# Tujuan Anda:
Lanjutkan makalah tentang nilai budaya Madura dalam nyanyian tradisional "Ghai’ Bintang" yang tercantum di bawah, dimulai tepat sesudah kalimat terakhirnya.

Artikel Budaya



MENGGALI KEMBALI NILAI-NILAI BUDAYA MADURA MELALUI
NYANYIAN TRADISIONAL: GHAI’ BINTANG
Makalah dipresentai dalam seminar
“Dekulturasi dan Kearifan Lokal Budaya Madura”
Lembaga Penelitian dan Pengabdian Kepada Masyarakat (LPPM) Universitas Trunojoyo Madura
Telang, Kamal, 27 Februari 2013

­­­­­­­­­­­­­­­­­­­­­­______________________________________________________________________________

A. Latief Wiyata
Antroplog Budaya Madura
FISIP Universitas Jember



            Pendahuluan
            Banyak sumber untuk menggali nilai-nilai budaya Madura, di antaranya melalui nyanyian tradisional. Orang-orang Madura, terutama generas mudai, menurut hemat saya  pada saat ini mungkin sekali sudah tidak mau dan mampu menyanyikannya. Mereka lebih  mengenal dan menyukai bahkan hafal nyanyian lagu-lagu pop, termasuk “K-Pop” yang kini sedang melanda dunia mereka. Kondisi demikian memang tidak dapat dihindari atau dielakkan, seiring dengan kemajuan teknologi informasi yang begitu pesat dan sangat canggih. 

            Keampuhan teknologi informasi menjadikan “dunia remaja” makin sempit dan tidak tergantung lagi pada persoalan ruang dan waktu sehingga selera mereka mudah ditentukan atau dibentuk oleh selera “dunia sana”. Hal inilah yang kemudian mampu memengaruhi makin memudarnya selera mereka  terhadap nyanyian tradisional.  Padahal jika dicermati lebih seksama irama nyanyian tradisonal sangat enak didengar dan penuh dengan suasana keceriaan. Liriknya pun tidak “abal-abal”, melainkan sarat dengan makna-makna filosofis khas budaya Madura. Salah satu nyanyian tradisional yang saya maksudkan itu adalah “Ghai’ Bintang”.

# Informasi yang Diberikan:
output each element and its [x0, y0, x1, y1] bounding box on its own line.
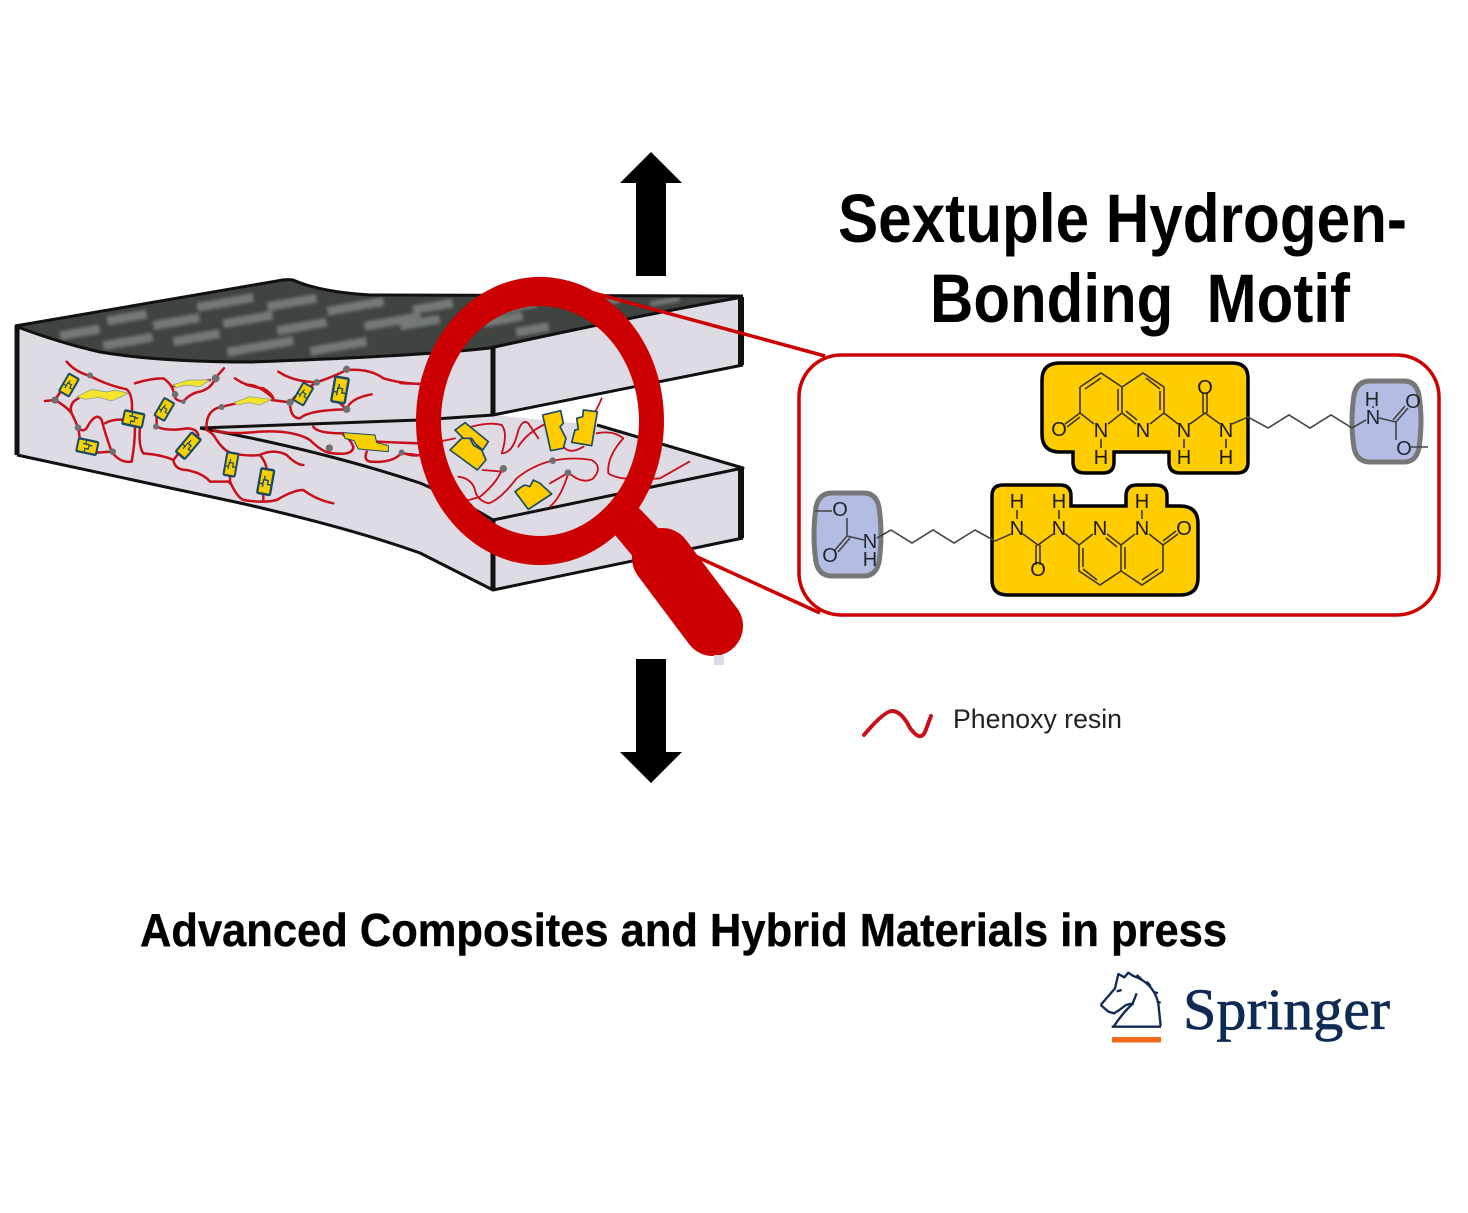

# Jawaban Tertulis:
Syair selengkapnya adalah sbb:

Ghâi’ bintang ya lè’ ghâgghâr bulan
Paghâi’na jhanor konèng
Kaka’ èlang ya lè’ sajân jhâu
Pajhâuna è lon-alon
Liya lites, kembhâng ates, tocca’ toccer

Terjemahan bebasnya:
Menggapai atau meraih bintang ternyata yang jatuh rembulan
Alat penggapainya janur kuning
Kakak pergi semakin jauh
Jauhnya ke alun-alun
(Liya lites, kembhâng ates, tocca’ toccer)

            Sampai saat menulis makalah ini, saya masih belum mendapatkan informasi akurat tentang siapa pengarang nyanyian itu. Terlepas dari itu, satu hal yang tidak dapat dipungkiri nyanyian ini sangat populer di zaman saya masih ana-anak dahulu, sekitar pertengahan tahun 1950-an. Saya yakin pada zaman sebelum saya pun nyanyian ini juga sangat akrab dalam pergaulan sosial orang Madura. Biasanya nyanyian ini dikumandangkan pada saat bermain-main di halaman rumah (Madura: pamengkang) secara bersama-sama dengan ana-anak tetangga. Suasana keceriaan senantiasa mewarnai pergaulan mereka. Meskipun sangat mungkin mereka tidak memahami makna filosofis yang terkandung di dalamnya, namun nyanyian ini mampu memberikan semangat kebersamaan yang mengasyikkan. Apalagi dinyanyikan ketika sedang bulan purnama.

            Makna-makna simbolik
            Sekilas makna simbolik nyanyian Ghai’ Bintang dapat diinterpretasikan sebagai nyayian kasmaran. Makna yang dikandungnya sangat jelas menggambarkan bagaimana seseorang yang sedang dilanda asmara kehilangan kekasihnya oleh karena sang kekasih sudah pergi jauh meninggalkannya. Padahal sebelumnya pasangan kekasih ini sudah berupaya agar bisa bersanding di pelaminan.  Kejadian ini pasti merupakan suatu kondisi emosional yang sangat menyakitkan bagi yang bersangkutan. Namun, kondisi emosional ini tetap dihadapi dengan tabah dan tidak harus patah semnagat. Bahkan justru dihadapi dengan keceriaan (tanpa merasa sedih yang berlebihan).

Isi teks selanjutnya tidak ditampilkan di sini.